→ Required work: In the records below, find each line with "xtick" and copy it.

Records excerpted from a collection

· · · ·

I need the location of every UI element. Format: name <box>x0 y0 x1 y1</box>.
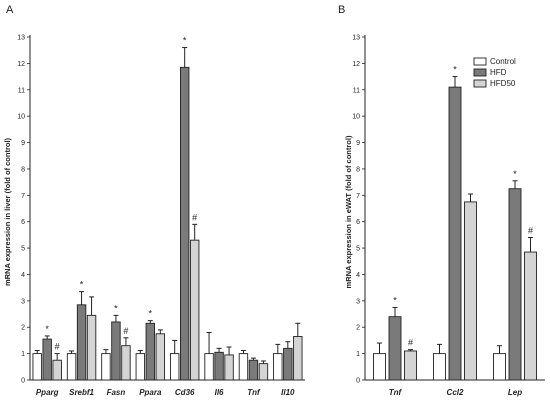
y-tick-label: 0 <box>356 378 360 385</box>
y-tick-label: 10 <box>352 114 360 121</box>
bar-hfd50-ppara <box>155 333 166 381</box>
bar-hfd50-tnf <box>404 350 417 381</box>
significance-marker: * <box>453 65 457 75</box>
y-tick-label: 6 <box>21 219 25 226</box>
y-tick-label: 5 <box>356 246 360 253</box>
significance-marker: * <box>80 280 84 290</box>
category-label: Il6 <box>215 388 224 397</box>
y-tick-label: 9 <box>21 140 25 147</box>
category-label: Srebf1 <box>69 388 94 397</box>
bar-hfd-tnf <box>248 359 259 381</box>
significance-marker: * <box>393 295 397 305</box>
bar-hfd-fasn <box>111 321 121 381</box>
y-tick-label: 6 <box>356 219 360 226</box>
y-tick-label: 9 <box>356 140 360 147</box>
legend-label-hfd50: HFD50 <box>490 79 516 88</box>
bar-hfd-il6 <box>214 351 224 381</box>
bar-hfd50-tnf <box>258 363 269 381</box>
bar-hfd50-pparg <box>52 359 62 381</box>
y-tick-label: 11 <box>18 87 25 94</box>
bar-hfd-cd36 <box>179 66 190 381</box>
bar-hfd-pparg <box>42 338 52 381</box>
y-tick-label: 12 <box>352 61 360 68</box>
bar-hfd50-srebf1 <box>86 314 97 381</box>
significance-marker: * <box>149 309 153 319</box>
legend-swatch-hfd <box>473 68 487 77</box>
category-label: Fasn <box>107 388 126 397</box>
bar-control-srebf1 <box>66 353 77 381</box>
significance-marker: * <box>45 324 49 334</box>
legend-label-control: Control <box>490 57 516 66</box>
y-tick-label: 8 <box>21 166 25 173</box>
bar-control-il6 <box>204 353 214 381</box>
significance-marker: # <box>408 338 413 348</box>
y-tick-label: 2 <box>21 325 25 332</box>
bar-hfd-ccl2 <box>448 86 462 381</box>
legend-swatch-hfd50 <box>473 79 487 88</box>
y-tick-label: 1 <box>21 351 25 358</box>
bar-control-lep <box>493 353 506 381</box>
panel-b-y-axis-label: mRNA expression in eWAT (fold of control… <box>344 135 353 288</box>
y-tick-label: 5 <box>21 246 25 253</box>
y-tick-label: 1 <box>356 351 360 358</box>
bar-hfd-lep <box>508 188 522 381</box>
bar-hfd-ppara <box>145 322 156 381</box>
bar-control-il10 <box>273 353 283 381</box>
significance-marker: # <box>123 326 128 336</box>
y-tick-label: 3 <box>21 298 25 305</box>
category-label: Il10 <box>281 388 295 397</box>
bar-control-tnf <box>238 353 249 381</box>
category-label: Lep <box>508 388 522 397</box>
panel-b-label: B <box>338 4 345 16</box>
bar-control-pparg <box>32 353 42 381</box>
y-tick-label: 0 <box>21 378 25 385</box>
bar-hfd50-ccl2 <box>464 201 477 381</box>
bar-control-tnf <box>373 353 386 381</box>
significance-marker: * <box>114 303 118 313</box>
category-label: Tnf <box>389 388 403 397</box>
significance-marker: * <box>513 169 517 179</box>
bar-hfd-tnf <box>388 316 402 381</box>
bar-hfd50-lep <box>524 251 537 381</box>
panel-a-y-axis-label: mRNA expression in liver (fold of contro… <box>3 137 12 286</box>
y-tick-label: 4 <box>356 272 360 279</box>
bar-hfd50-fasn <box>121 345 131 381</box>
y-tick-label: 8 <box>356 166 360 173</box>
legend-swatch-control <box>473 57 487 66</box>
y-tick-label: 7 <box>21 193 25 200</box>
y-tick-label: 4 <box>21 272 25 279</box>
significance-marker: # <box>55 342 60 352</box>
legend-label-hfd: HFD <box>490 68 507 77</box>
bar-control-ccl2 <box>433 353 446 381</box>
y-tick-label: 13 <box>17 35 25 42</box>
bar-hfd50-il6 <box>224 354 234 381</box>
y-tick-label: 3 <box>356 298 360 305</box>
bar-control-ppara <box>135 353 146 381</box>
y-tick-label: 7 <box>356 193 360 200</box>
y-tick-label: 11 <box>353 87 360 94</box>
bar-control-fasn <box>101 353 111 381</box>
bar-hfd50-cd36 <box>189 239 200 381</box>
panel-a: A mRNA expression in liver (fold of cont… <box>3 4 305 397</box>
category-label: Pparg <box>36 388 59 397</box>
y-tick-label: 2 <box>356 325 360 332</box>
y-tick-label: 12 <box>17 61 25 68</box>
category-label: Tnf <box>247 388 261 397</box>
bar-hfd-il10 <box>283 347 293 381</box>
y-tick-label: 10 <box>17 114 25 121</box>
bar-hfd50-il10 <box>293 336 303 381</box>
panel-a-label: A <box>6 4 14 16</box>
significance-marker: * <box>183 36 187 46</box>
category-label: Cd36 <box>175 388 195 397</box>
significance-marker: # <box>192 212 197 222</box>
y-tick-label: 13 <box>352 35 360 42</box>
category-label: Ppara <box>139 388 162 397</box>
significance-marker: # <box>528 226 533 236</box>
panel-b: B mRNA expression in eWAT (fold of contr… <box>338 4 545 397</box>
bar-hfd-srebf1 <box>76 304 87 381</box>
bar-control-cd36 <box>169 353 180 381</box>
category-label: Ccl2 <box>447 388 464 397</box>
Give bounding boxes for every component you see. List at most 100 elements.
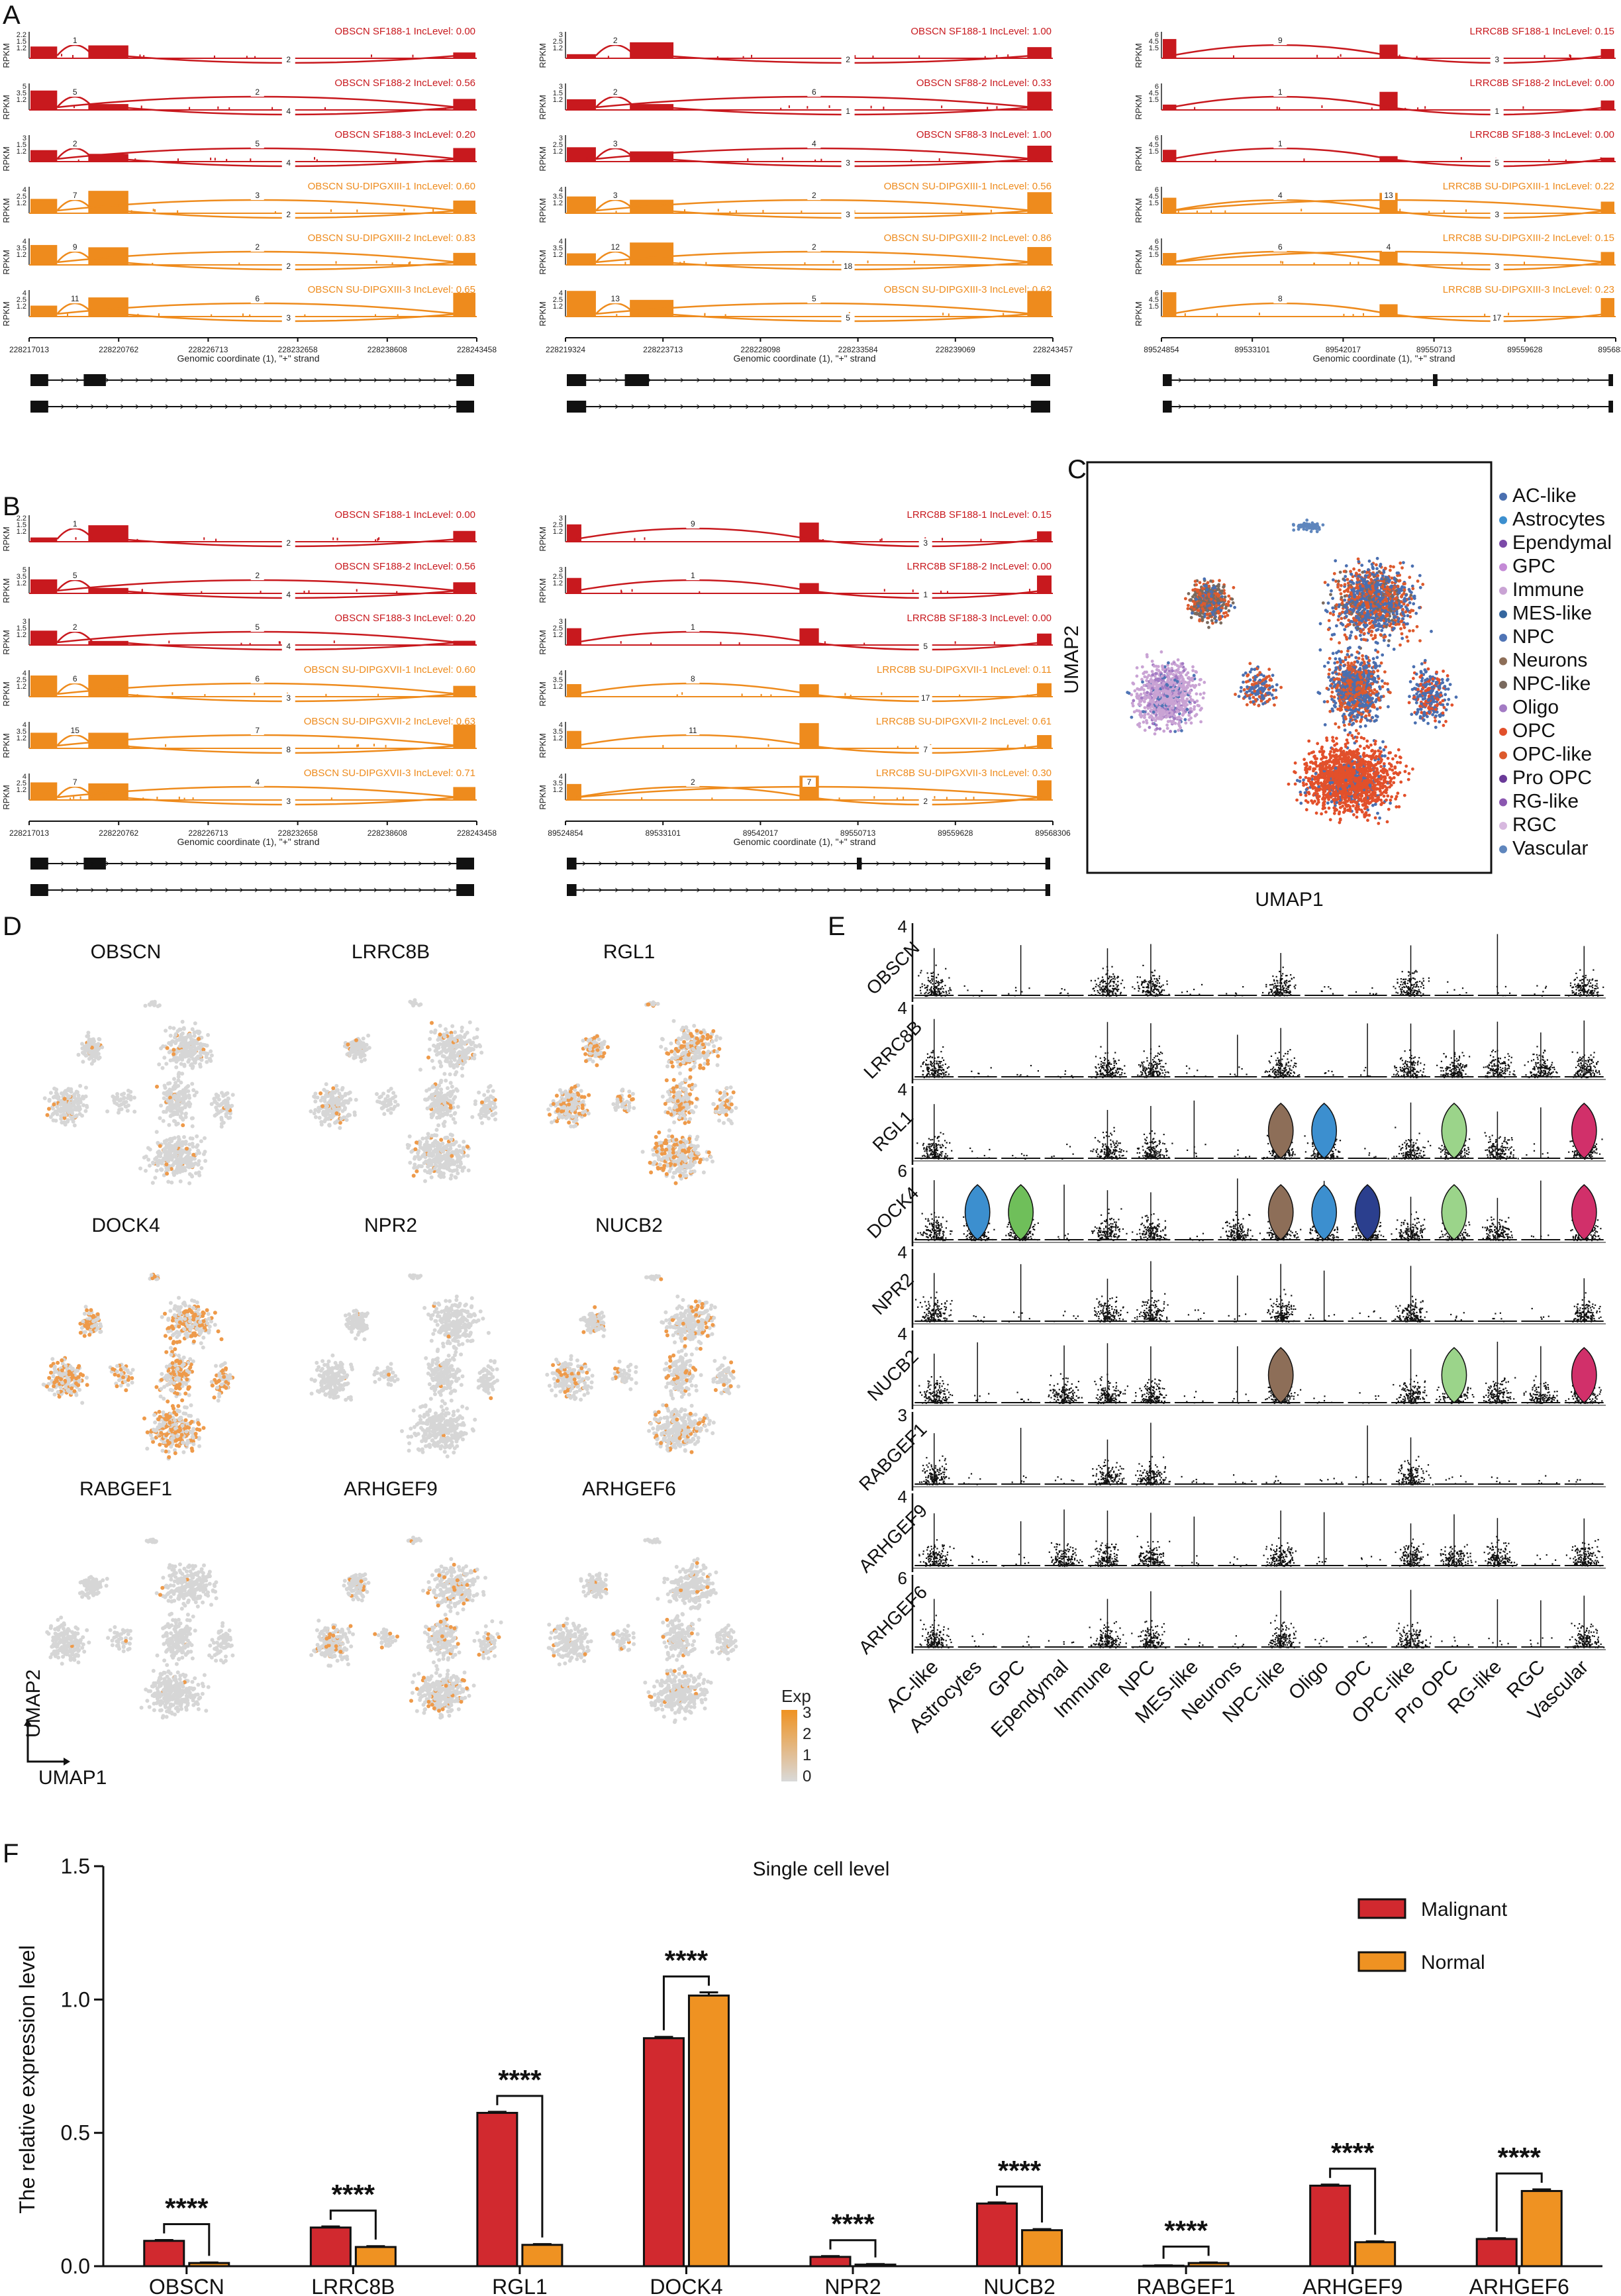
umap-point bbox=[1165, 711, 1169, 714]
umap-point bbox=[1346, 603, 1349, 606]
sashimi-coverage bbox=[30, 732, 57, 748]
umap-point bbox=[1310, 524, 1313, 527]
junction-count: 3 bbox=[286, 797, 291, 806]
sashimi-xtick: 228239069 bbox=[936, 345, 975, 354]
umap-point bbox=[1355, 720, 1358, 723]
umap-point bbox=[1364, 698, 1367, 701]
umap-point bbox=[1166, 695, 1169, 698]
umap-point bbox=[1406, 614, 1410, 617]
exon-block bbox=[1031, 374, 1050, 386]
umap-point bbox=[1341, 704, 1344, 707]
umap-point bbox=[1292, 524, 1295, 527]
umap-point bbox=[1373, 602, 1377, 605]
umap-frame bbox=[1087, 462, 1491, 873]
umap-point bbox=[1400, 600, 1403, 603]
umap-point bbox=[1375, 567, 1379, 570]
umap-point bbox=[1398, 591, 1401, 595]
sashimi-xtick: 228217013 bbox=[9, 345, 49, 354]
umap-point bbox=[1262, 689, 1265, 692]
umap-point bbox=[1306, 524, 1309, 527]
umap-point bbox=[1368, 560, 1371, 563]
umap-point bbox=[1367, 568, 1370, 572]
umap-point bbox=[1353, 619, 1356, 622]
umap-point bbox=[1338, 588, 1342, 591]
umap-point bbox=[1365, 655, 1368, 658]
umap-point bbox=[1258, 671, 1261, 674]
umap-point bbox=[1255, 681, 1258, 685]
umap-point bbox=[1362, 638, 1365, 641]
sashimi-track-label: LRRC8B SU-DIPGXVII-3 IncLevel: 0.30 bbox=[876, 768, 1052, 779]
umap-point bbox=[1404, 765, 1408, 768]
junction-count: 2 bbox=[286, 55, 291, 64]
umap-point bbox=[1346, 738, 1349, 742]
umap-point bbox=[1344, 696, 1348, 699]
umap-point bbox=[1340, 696, 1344, 699]
umap-point bbox=[1202, 697, 1205, 700]
umap-point bbox=[1151, 660, 1154, 663]
umap-point bbox=[1173, 663, 1177, 666]
junction-count: 2 bbox=[255, 87, 260, 97]
sashimi-coverage bbox=[30, 150, 57, 162]
exon-block bbox=[1046, 884, 1050, 896]
umap-point bbox=[1219, 621, 1222, 624]
umap-point bbox=[1231, 597, 1234, 601]
umap-point bbox=[1399, 644, 1402, 647]
umap-point bbox=[1167, 714, 1170, 717]
junction-count: 3 bbox=[613, 139, 618, 148]
sashimi-coverage bbox=[88, 675, 128, 697]
umap-point bbox=[1379, 633, 1383, 636]
umap-point bbox=[1206, 605, 1209, 608]
umap-point bbox=[1248, 662, 1252, 666]
umap-point bbox=[1327, 601, 1330, 605]
umap-point bbox=[1180, 694, 1183, 697]
umap-point bbox=[1360, 619, 1363, 623]
umap-point bbox=[1400, 589, 1403, 592]
junction-count: 8 bbox=[286, 745, 291, 754]
umap-point bbox=[1343, 570, 1346, 574]
umap-point bbox=[1367, 575, 1370, 579]
umap-point bbox=[1318, 648, 1322, 652]
umap-point bbox=[1219, 617, 1222, 621]
umap-point bbox=[1144, 713, 1147, 716]
umap-point bbox=[1375, 564, 1378, 567]
sashimi-track-label: OBSCN SU-DIPGXVII-2 IncLevel: 0.63 bbox=[304, 716, 475, 727]
sashimi-xlabel: Genomic coordinate (1), "+" strand bbox=[734, 836, 876, 847]
umap-point bbox=[1206, 581, 1210, 584]
sashimi-ylabel: RPKM bbox=[1, 578, 11, 603]
umap-point bbox=[1378, 570, 1381, 574]
umap-point bbox=[1378, 664, 1381, 668]
junction-arc bbox=[1172, 148, 1389, 159]
umap-point bbox=[1176, 698, 1179, 701]
umap-point bbox=[1387, 580, 1391, 583]
umap-point bbox=[1376, 577, 1379, 580]
umap-point bbox=[1386, 585, 1389, 589]
umap-point bbox=[1371, 716, 1374, 719]
umap-point bbox=[1169, 689, 1172, 693]
umap-point bbox=[1372, 598, 1375, 601]
umap-point bbox=[1418, 574, 1422, 577]
umap-point bbox=[1336, 661, 1339, 664]
umap-point bbox=[1198, 683, 1201, 686]
umap-point bbox=[1401, 608, 1404, 611]
umap-point bbox=[1144, 728, 1147, 732]
umap-point bbox=[1365, 585, 1369, 589]
umap-point bbox=[1221, 604, 1224, 607]
umap-point bbox=[1375, 628, 1378, 632]
umap-point bbox=[1355, 693, 1358, 696]
sashimi-ylabel: RPKM bbox=[538, 146, 548, 172]
sashimi-ylabel: RPKM bbox=[1, 630, 11, 655]
umap-point bbox=[1371, 573, 1374, 576]
umap-point bbox=[1305, 783, 1308, 786]
umap-point bbox=[1372, 756, 1375, 759]
umap-point bbox=[1212, 601, 1216, 605]
sashimi-ytick: 1.2 bbox=[17, 528, 26, 536]
sashimi-track-label: LRRC8B SU-DIPGXIII-1 IncLevel: 0.22 bbox=[1443, 181, 1614, 192]
umap-point bbox=[1179, 707, 1183, 711]
umap-point bbox=[1377, 593, 1381, 596]
umap-point bbox=[1147, 707, 1150, 710]
umap-point bbox=[1377, 822, 1380, 825]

· · · ·

→ Written answer:
sashimi-xtick: 228239069 bbox=[936, 345, 975, 354]
sashimi-xtick: 228217013 bbox=[9, 345, 49, 354]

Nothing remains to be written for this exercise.